* **Work to be completed**:
Give the listing below again in full, exactly as written.
— start Dataset content —
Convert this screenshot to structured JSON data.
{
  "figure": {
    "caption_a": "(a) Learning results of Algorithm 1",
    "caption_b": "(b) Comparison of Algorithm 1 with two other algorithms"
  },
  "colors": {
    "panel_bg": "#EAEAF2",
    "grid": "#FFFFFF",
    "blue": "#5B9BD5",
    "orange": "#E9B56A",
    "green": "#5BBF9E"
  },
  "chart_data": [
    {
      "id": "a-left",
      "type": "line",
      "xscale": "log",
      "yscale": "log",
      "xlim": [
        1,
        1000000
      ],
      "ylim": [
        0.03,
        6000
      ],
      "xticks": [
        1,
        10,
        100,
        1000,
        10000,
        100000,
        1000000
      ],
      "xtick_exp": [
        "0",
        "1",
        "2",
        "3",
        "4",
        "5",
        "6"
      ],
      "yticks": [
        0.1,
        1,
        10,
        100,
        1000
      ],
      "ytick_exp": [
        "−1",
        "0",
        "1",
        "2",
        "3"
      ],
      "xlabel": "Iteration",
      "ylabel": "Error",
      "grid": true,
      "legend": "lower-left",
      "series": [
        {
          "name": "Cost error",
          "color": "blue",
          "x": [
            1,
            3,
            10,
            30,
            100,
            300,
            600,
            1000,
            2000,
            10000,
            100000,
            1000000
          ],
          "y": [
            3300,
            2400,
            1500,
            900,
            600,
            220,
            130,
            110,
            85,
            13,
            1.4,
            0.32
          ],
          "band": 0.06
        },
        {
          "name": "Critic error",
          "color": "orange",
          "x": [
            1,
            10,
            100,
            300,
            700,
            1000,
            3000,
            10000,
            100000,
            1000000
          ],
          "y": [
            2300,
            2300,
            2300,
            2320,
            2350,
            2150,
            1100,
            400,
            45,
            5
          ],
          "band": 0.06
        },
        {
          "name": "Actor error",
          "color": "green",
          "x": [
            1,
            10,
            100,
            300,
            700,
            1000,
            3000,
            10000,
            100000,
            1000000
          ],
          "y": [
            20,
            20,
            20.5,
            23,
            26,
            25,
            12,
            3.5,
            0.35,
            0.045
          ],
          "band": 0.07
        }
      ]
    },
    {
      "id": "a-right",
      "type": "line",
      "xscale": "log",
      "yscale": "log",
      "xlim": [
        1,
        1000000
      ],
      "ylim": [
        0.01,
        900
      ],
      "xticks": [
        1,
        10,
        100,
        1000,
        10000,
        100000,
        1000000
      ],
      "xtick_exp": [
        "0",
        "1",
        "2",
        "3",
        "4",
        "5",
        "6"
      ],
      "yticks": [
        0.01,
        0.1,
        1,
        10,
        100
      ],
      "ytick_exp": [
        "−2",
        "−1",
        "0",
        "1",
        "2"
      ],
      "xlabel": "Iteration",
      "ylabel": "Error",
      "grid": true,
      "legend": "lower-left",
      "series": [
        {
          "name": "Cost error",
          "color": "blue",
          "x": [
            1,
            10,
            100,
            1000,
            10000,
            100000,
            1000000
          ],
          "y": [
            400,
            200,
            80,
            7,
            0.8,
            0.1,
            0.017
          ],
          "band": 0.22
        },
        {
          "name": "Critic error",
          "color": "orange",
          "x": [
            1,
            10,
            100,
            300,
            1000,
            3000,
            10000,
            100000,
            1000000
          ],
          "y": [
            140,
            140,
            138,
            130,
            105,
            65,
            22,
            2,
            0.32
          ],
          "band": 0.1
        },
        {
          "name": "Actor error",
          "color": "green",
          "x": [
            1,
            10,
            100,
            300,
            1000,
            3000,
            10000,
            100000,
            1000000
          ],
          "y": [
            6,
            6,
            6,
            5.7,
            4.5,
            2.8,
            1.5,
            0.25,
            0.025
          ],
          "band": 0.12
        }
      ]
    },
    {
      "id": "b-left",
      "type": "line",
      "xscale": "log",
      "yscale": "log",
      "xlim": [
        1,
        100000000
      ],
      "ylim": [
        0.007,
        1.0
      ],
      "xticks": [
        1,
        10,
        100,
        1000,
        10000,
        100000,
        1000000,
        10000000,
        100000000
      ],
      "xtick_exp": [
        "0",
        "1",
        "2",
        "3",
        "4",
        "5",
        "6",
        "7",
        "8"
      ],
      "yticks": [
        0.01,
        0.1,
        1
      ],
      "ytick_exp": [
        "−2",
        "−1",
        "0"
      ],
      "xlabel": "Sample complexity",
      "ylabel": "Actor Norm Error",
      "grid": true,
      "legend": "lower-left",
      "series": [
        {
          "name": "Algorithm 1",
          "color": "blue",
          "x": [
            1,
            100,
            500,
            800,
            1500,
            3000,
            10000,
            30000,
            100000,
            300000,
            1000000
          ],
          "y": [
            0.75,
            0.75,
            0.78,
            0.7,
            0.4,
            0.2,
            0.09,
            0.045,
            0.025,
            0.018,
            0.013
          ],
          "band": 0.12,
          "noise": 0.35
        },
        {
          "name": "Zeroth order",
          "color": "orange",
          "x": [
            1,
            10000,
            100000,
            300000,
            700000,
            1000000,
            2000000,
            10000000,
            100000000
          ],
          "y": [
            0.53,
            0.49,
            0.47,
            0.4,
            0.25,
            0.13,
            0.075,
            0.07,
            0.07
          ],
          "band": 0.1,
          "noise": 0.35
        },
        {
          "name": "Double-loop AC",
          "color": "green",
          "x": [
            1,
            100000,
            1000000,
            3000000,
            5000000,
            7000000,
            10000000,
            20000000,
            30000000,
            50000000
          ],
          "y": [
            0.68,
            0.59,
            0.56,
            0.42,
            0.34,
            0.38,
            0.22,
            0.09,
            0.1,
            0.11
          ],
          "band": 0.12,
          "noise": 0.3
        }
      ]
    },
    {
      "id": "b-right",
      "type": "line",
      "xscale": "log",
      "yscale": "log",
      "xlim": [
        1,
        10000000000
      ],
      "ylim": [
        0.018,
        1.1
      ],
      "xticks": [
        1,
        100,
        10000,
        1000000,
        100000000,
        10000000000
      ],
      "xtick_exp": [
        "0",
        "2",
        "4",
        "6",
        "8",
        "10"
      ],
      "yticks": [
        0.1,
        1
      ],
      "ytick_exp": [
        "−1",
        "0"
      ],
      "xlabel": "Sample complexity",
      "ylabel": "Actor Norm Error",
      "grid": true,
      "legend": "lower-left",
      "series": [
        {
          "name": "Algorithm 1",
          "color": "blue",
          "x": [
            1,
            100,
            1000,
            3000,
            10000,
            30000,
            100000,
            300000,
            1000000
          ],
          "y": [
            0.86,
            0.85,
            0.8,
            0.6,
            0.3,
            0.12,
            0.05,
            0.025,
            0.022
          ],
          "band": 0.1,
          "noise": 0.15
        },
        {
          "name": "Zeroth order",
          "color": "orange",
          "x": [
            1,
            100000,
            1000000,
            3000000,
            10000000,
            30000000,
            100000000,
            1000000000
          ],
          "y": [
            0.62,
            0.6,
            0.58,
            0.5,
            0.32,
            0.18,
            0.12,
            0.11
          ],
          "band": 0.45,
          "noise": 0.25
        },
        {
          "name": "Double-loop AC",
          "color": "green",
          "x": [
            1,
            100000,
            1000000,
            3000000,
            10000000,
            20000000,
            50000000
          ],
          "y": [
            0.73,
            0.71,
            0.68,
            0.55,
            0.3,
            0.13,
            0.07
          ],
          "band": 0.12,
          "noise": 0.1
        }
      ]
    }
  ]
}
— end Dataset content —
* **Solution to the exercise**:
Convert this screenshot to structured JSON data.
{
  "figure": {
    "caption_a": "(a) Learning results of Algorithm 1",
    "caption_b": "(b) Comparison of Algorithm 1 with two other algorithms"
  },
  "colors": {
    "panel_bg": "#EAEAF2",
    "grid": "#FFFFFF",
    "blue": "#5B9BD5",
    "orange": "#E9B56A",
    "green": "#5BBF9E"
  },
  "chart_data": [
    {
      "id": "a-left",
      "type": "line",
      "xscale": "log",
      "yscale": "log",
      "xlim": [
        1,
        1000000
      ],
      "ylim": [
        0.03,
        6000
      ],
      "xticks": [
        1,
        10,
        100,
        1000,
        10000,
        100000,
        1000000
      ],
      "xtick_exp": [
        "0",
        "1",
        "2",
        "3",
        "4",
        "5",
        "6"
      ],
      "yticks": [
        0.1,
        1,
        10,
        100,
        1000
      ],
      "ytick_exp": [
        "−1",
        "0",
        "1",
        "2",
        "3"
      ],
      "xlabel": "Iteration",
      "ylabel": "Error",
      "grid": true,
      "legend": "lower-left",
      "series": [
        {
          "name": "Cost error",
          "color": "blue",
          "x": [
            1,
            3,
            10,
            30,
            100,
            300,
            600,
            1000,
            2000,
            10000,
            100000,
            1000000
          ],
          "y": [
            3300,
            2400,
            1500,
            900,
            600,
            220,
            130,
            110,
            85,
            13,
            1.4,
            0.32
          ],
          "band": 0.06
        },
        {
          "name": "Critic error",
          "color": "orange",
          "x": [
            1,
            10,
            100,
            300,
            700,
            1000,
            3000,
            10000,
            100000,
            1000000
          ],
          "y": [
            2300,
            2300,
            2300,
            2320,
            2350,
            2150,
            1100,
            400,
            45,
            5
          ],
          "band": 0.06
        },
        {
          "name": "Actor error",
          "color": "green",
          "x": [
            1,
            10,
            100,
            300,
            700,
            1000,
            3000,
            10000,
            100000,
            1000000
          ],
          "y": [
            20,
            20,
            20.5,
            23,
            26,
            25,
            12,
            3.5,
            0.35,
            0.045
          ],
          "band": 0.07
        }
      ]
    },
    {
      "id": "a-right",
      "type": "line",
      "xscale": "log",
      "yscale": "log",
      "xlim": [
        1,
        1000000
      ],
      "ylim": [
        0.01,
        900
      ],
      "xticks": [
        1,
        10,
        100,
        1000,
        10000,
        100000,
        1000000
      ],
      "xtick_exp": [
        "0",
        "1",
        "2",
        "3",
        "4",
        "5",
        "6"
      ],
      "yticks": [
        0.01,
        0.1,
        1,
        10,
        100
      ],
      "ytick_exp": [
        "−2",
        "−1",
        "0",
        "1",
        "2"
      ],
      "xlabel": "Iteration",
      "ylabel": "Error",
      "grid": true,
      "legend": "lower-left",
      "series": [
        {
          "name": "Cost error",
          "color": "blue",
          "x": [
            1,
            10,
            100,
            1000,
            10000,
            100000,
            1000000
          ],
          "y": [
            400,
            200,
            80,
            7,
            0.8,
            0.1,
            0.017
          ],
          "band": 0.22
        },
        {
          "name": "Critic error",
          "color": "orange",
          "x": [
            1,
            10,
            100,
            300,
            1000,
            3000,
            10000,
            100000,
            1000000
          ],
          "y": [
            140,
            140,
            138,
            130,
            105,
            65,
            22,
            2,
            0.32
          ],
          "band": 0.1
        },
        {
          "name": "Actor error",
          "color": "green",
          "x": [
            1,
            10,
            100,
            300,
            1000,
            3000,
            10000,
            100000,
            1000000
          ],
          "y": [
            6,
            6,
            6,
            5.7,
            4.5,
            2.8,
            1.5,
            0.25,
            0.025
          ],
          "band": 0.12
        }
      ]
    },
    {
      "id": "b-left",
      "type": "line",
      "xscale": "log",
      "yscale": "log",
      "xlim": [
        1,
        100000000
      ],
      "ylim": [
        0.007,
        1.0
      ],
      "xticks": [
        1,
        10,
        100,
        1000,
        10000,
        100000,
        1000000,
        10000000,
        100000000
      ],
      "xtick_exp": [
        "0",
        "1",
        "2",
        "3",
        "4",
        "5",
        "6",
        "7",
        "8"
      ],
      "yticks": [
        0.01,
        0.1,
        1
      ],
      "ytick_exp": [
        "−2",
        "−1",
        "0"
      ],
      "xlabel": "Sample complexity",
      "ylabel": "Actor Norm Error",
      "grid": true,
      "legend": "lower-left",
      "series": [
        {
          "name": "Algorithm 1",
          "color": "blue",
          "x": [
            1,
            100,
            500,
            800,
            1500,
            3000,
            10000,
            30000,
            100000,
            300000,
            1000000
          ],
          "y": [
            0.75,
            0.75,
            0.78,
            0.7,
            0.4,
            0.2,
            0.09,
            0.045,
            0.025,
            0.018,
            0.013
          ],
          "band": 0.12,
          "noise": 0.35
        },
        {
          "name": "Zeroth order",
          "color": "orange",
          "x": [
            1,
            10000,
            100000,
            300000,
            700000,
            1000000,
            2000000,
            10000000,
            100000000
          ],
          "y": [
            0.53,
            0.49,
            0.47,
            0.4,
            0.25,
            0.13,
            0.075,
            0.07,
            0.07
          ],
          "band": 0.1,
          "noise": 0.35
        },
        {
          "name": "Double-loop AC",
          "color": "green",
          "x": [
            1,
            100000,
            1000000,
            3000000,
            5000000,
            7000000,
            10000000,
            20000000,
            30000000,
            50000000
          ],
          "y": [
            0.68,
            0.59,
            0.56,
            0.42,
            0.34,
            0.38,
            0.22,
            0.09,
            0.1,
            0.11
          ],
          "band": 0.12,
          "noise": 0.3
        }
      ]
    },
    {
      "id": "b-right",
      "type": "line",
      "xscale": "log",
      "yscale": "log",
      "xlim": [
        1,
        10000000000
      ],
      "ylim": [
        0.018,
        1.1
      ],
      "xticks": [
        1,
        100,
        10000,
        1000000,
        100000000,
        10000000000
      ],
      "xtick_exp": [
        "0",
        "2",
        "4",
        "6",
        "8",
        "10"
      ],
      "yticks": [
        0.1,
        1
      ],
      "ytick_exp": [
        "−1",
        "0"
      ],
      "xlabel": "Sample complexity",
      "ylabel": "Actor Norm Error",
      "grid": true,
      "legend": "lower-left",
      "series": [
        {
          "name": "Algorithm 1",
          "color": "blue",
          "x": [
            1,
            100,
            1000,
            3000,
            10000,
            30000,
            100000,
            300000,
            1000000
          ],
          "y": [
            0.86,
            0.85,
            0.8,
            0.6,
            0.3,
            0.12,
            0.05,
            0.025,
            0.022
          ],
          "band": 0.1,
          "noise": 0.15
        },
        {
          "name": "Zeroth order",
          "color": "orange",
          "x": [
            1,
            100000,
            1000000,
            3000000,
            10000000,
            30000000,
            100000000,
            1000000000
          ],
          "y": [
            0.62,
            0.6,
            0.58,
            0.5,
            0.32,
            0.18,
            0.12,
            0.11
          ],
          "band": 0.45,
          "noise": 0.25
        },
        {
          "name": "Double-loop AC",
          "color": "green",
          "x": [
            1,
            100000,
            1000000,
            3000000,
            10000000,
            20000000,
            50000000
          ],
          "y": [
            0.73,
            0.71,
            0.68,
            0.55,
            0.3,
            0.13,
            0.07
          ],
          "band": 0.12,
          "noise": 0.1
        }
      ]
    }
  ]
}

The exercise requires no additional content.